Extract the records below word for word and ignore the images.

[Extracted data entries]
-- Start --
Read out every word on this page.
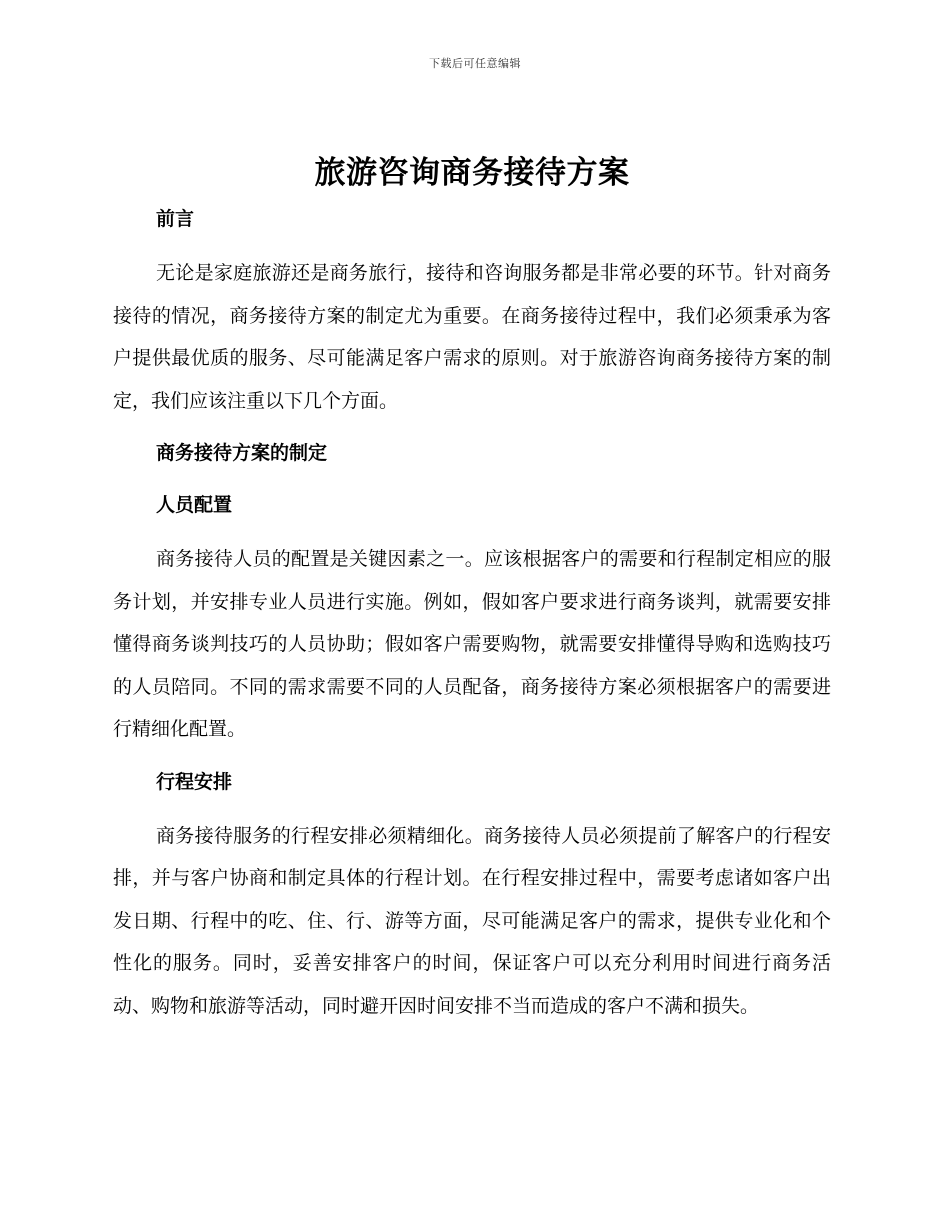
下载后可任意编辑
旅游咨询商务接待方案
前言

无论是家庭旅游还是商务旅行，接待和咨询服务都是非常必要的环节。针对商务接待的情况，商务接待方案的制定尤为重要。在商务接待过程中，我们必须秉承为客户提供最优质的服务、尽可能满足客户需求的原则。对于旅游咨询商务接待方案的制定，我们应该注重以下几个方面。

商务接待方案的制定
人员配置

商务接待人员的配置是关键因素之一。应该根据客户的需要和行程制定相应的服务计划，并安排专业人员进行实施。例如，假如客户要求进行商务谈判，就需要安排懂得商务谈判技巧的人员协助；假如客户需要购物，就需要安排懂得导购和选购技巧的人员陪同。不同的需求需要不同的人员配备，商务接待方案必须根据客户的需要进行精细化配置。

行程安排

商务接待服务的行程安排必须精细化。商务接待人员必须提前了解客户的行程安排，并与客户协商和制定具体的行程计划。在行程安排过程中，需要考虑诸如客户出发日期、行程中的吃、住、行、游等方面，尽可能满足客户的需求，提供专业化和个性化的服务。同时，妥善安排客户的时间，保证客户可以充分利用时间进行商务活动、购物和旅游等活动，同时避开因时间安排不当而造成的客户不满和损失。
-- End --
EXPECTED ANSWER —
Read out every word on this page.
下载后可任意编辑
旅游咨询商务接待方案
前言

无论是家庭旅游还是商务旅行，接待和咨询服务都是非常必要的环节。针对商务接待的情况，商务接待方案的制定尤为重要。在商务接待过程中，我们必须秉承为客户提供最优质的服务、尽可能满足客户需求的原则。对于旅游咨询商务接待方案的制定，我们应该注重以下几个方面。

商务接待方案的制定
人员配置

商务接待人员的配置是关键因素之一。应该根据客户的需要和行程制定相应的服务计划，并安排专业人员进行实施。例如，假如客户要求进行商务谈判，就需要安排懂得商务谈判技巧的人员协助；假如客户需要购物，就需要安排懂得导购和选购技巧的人员陪同。不同的需求需要不同的人员配备，商务接待方案必须根据客户的需要进行精细化配置。

行程安排

商务接待服务的行程安排必须精细化。商务接待人员必须提前了解客户的行程安排，并与客户协商和制定具体的行程计划。在行程安排过程中，需要考虑诸如客户出发日期、行程中的吃、住、行、游等方面，尽可能满足客户的需求，提供专业化和个性化的服务。同时，妥善安排客户的时间，保证客户可以充分利用时间进行商务活动、购物和旅游等活动，同时避开因时间安排不当而造成的客户不满和损失。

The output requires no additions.